◆ TASK ◆
Among the entries, which lines carry the string "preamble"? Copy each of them.

◆ GIVEN RECORDS ◆
* * * *

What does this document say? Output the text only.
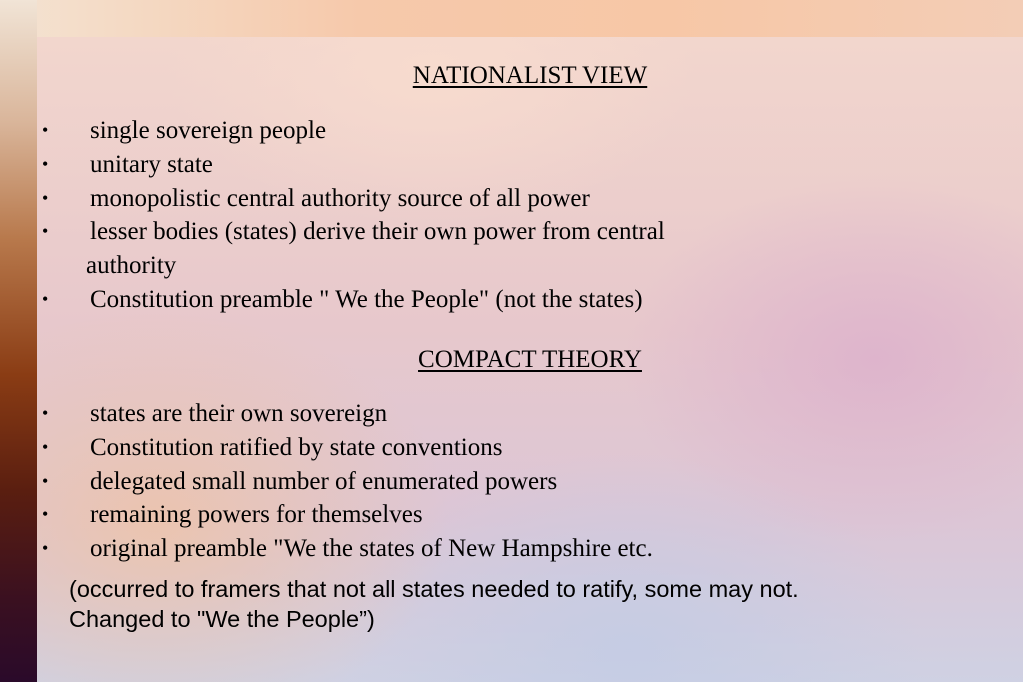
NATIONALIST VIEW
• single sovereign people
• unitary state
• monopolistic central authority source of all power
• lesser bodies (states) derive their own power from central
authority
• Constitution preamble " We the People" (not the states)
COMPACT THEORY
• states are their own sovereign
• Constitution ratified by state conventions
• delegated small number of enumerated powers
• remaining powers for themselves
• original preamble "We the states of New Hampshire etc.

(occurred to framers that not all states needed to ratify, some may not.
Changed to "We the People”)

* * * *

◆ TASK OUTPUT ◆
• Constitution preamble " We the People" (not the states)
• original preamble "We the states of New Hampshire etc.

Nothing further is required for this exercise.